• What is expected
Report all lines holding "جامعة".

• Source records
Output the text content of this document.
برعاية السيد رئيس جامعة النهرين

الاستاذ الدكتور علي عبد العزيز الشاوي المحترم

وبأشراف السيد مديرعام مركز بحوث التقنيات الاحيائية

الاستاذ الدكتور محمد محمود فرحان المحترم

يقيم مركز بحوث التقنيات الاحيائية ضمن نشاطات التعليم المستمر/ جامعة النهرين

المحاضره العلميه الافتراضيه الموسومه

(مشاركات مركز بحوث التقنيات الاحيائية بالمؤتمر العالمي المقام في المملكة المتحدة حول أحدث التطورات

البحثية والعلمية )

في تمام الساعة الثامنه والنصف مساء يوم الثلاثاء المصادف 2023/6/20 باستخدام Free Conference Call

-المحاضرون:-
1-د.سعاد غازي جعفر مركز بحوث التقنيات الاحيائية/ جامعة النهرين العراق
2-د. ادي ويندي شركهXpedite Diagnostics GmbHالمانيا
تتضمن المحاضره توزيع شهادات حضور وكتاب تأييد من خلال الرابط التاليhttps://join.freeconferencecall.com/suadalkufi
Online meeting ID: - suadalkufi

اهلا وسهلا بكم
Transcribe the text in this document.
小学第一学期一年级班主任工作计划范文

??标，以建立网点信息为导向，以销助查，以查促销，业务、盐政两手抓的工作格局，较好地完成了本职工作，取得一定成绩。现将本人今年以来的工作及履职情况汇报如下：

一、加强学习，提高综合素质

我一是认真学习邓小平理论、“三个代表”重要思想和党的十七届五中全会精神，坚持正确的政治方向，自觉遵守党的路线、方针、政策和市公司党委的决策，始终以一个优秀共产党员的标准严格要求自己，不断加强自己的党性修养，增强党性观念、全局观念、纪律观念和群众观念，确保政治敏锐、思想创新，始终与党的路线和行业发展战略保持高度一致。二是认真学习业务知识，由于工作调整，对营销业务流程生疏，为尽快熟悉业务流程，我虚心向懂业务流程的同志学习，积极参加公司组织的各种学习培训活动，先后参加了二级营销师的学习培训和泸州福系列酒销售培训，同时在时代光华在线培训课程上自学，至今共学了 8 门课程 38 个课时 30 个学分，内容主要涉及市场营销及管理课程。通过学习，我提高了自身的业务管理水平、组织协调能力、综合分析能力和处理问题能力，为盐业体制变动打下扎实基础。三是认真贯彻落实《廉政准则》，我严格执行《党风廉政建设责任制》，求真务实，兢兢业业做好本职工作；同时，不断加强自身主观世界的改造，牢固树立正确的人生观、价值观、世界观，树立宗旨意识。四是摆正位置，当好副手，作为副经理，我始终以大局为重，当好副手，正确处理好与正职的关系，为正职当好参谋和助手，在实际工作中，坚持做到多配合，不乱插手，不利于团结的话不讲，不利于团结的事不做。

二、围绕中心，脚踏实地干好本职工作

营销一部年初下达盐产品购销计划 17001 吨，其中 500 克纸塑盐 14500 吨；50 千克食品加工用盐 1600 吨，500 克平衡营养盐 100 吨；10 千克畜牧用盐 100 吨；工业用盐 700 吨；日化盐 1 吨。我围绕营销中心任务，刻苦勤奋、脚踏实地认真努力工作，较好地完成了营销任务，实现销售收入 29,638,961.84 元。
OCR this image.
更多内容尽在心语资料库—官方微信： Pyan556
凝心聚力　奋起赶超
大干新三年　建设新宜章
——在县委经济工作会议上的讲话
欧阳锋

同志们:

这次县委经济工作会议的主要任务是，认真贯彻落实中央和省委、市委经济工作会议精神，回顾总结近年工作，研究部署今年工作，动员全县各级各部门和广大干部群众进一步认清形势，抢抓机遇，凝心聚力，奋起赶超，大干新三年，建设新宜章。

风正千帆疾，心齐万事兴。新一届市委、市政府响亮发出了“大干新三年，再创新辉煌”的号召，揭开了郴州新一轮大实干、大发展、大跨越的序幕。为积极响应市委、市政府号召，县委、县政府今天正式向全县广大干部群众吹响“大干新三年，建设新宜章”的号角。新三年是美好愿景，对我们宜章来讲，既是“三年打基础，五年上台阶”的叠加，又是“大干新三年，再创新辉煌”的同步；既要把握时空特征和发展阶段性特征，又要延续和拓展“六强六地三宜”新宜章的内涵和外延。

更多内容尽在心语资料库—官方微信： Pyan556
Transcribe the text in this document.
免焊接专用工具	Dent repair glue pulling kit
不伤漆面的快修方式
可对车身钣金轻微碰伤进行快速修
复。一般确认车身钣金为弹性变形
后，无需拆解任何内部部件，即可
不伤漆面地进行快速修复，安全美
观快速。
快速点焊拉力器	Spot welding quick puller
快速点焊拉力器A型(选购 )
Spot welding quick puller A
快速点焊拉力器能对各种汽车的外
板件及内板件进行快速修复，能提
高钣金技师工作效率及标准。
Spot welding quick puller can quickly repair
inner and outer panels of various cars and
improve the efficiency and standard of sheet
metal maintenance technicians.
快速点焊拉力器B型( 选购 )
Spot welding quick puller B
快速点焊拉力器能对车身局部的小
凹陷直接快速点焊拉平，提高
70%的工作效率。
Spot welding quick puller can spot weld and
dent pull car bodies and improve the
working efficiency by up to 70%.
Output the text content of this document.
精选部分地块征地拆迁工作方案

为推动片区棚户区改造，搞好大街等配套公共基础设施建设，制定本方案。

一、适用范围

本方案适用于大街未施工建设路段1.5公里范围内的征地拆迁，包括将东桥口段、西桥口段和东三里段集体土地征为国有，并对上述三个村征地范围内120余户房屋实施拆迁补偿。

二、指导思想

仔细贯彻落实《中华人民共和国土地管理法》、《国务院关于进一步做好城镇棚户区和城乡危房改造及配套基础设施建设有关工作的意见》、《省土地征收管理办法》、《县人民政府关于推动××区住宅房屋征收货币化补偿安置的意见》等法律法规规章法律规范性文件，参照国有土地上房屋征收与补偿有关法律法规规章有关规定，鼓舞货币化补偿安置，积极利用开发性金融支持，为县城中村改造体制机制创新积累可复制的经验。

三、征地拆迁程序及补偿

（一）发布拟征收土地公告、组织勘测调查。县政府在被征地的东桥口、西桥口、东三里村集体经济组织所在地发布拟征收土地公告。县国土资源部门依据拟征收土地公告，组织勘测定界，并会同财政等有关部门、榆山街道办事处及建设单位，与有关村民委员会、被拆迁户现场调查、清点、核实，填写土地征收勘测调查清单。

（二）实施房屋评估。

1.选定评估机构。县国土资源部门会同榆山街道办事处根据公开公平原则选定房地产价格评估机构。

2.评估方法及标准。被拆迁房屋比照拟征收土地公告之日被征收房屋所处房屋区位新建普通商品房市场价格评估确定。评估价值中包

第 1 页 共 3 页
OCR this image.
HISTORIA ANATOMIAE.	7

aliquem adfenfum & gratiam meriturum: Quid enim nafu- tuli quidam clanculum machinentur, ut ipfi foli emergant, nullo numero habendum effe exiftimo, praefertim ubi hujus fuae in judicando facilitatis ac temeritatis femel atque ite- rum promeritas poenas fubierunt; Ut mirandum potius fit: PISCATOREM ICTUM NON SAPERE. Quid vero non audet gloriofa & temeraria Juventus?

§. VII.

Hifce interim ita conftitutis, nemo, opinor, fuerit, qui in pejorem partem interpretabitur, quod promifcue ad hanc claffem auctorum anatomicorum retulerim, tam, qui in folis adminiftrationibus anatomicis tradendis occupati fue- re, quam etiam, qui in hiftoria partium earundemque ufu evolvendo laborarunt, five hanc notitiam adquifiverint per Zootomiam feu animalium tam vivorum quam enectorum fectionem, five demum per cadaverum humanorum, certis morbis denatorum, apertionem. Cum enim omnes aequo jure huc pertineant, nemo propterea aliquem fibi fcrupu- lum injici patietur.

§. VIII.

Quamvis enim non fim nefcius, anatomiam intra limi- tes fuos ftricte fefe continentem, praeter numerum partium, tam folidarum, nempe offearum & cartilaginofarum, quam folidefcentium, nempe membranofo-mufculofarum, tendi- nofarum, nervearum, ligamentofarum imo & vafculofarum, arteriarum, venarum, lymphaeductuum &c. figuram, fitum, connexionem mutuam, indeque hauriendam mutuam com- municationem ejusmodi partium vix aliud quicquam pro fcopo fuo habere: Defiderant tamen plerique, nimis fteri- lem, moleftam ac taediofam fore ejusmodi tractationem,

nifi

• Result of this task
برعاية السيد رئيس جامعة النهرين
يقيم مركز بحوث التقنيات الاحيائية ضمن نشاطات التعليم المستمر/ جامعة النهرين
1-د.سعاد غازي جعفر مركز بحوث التقنيات الاحيائية/ جامعة النهرين العراق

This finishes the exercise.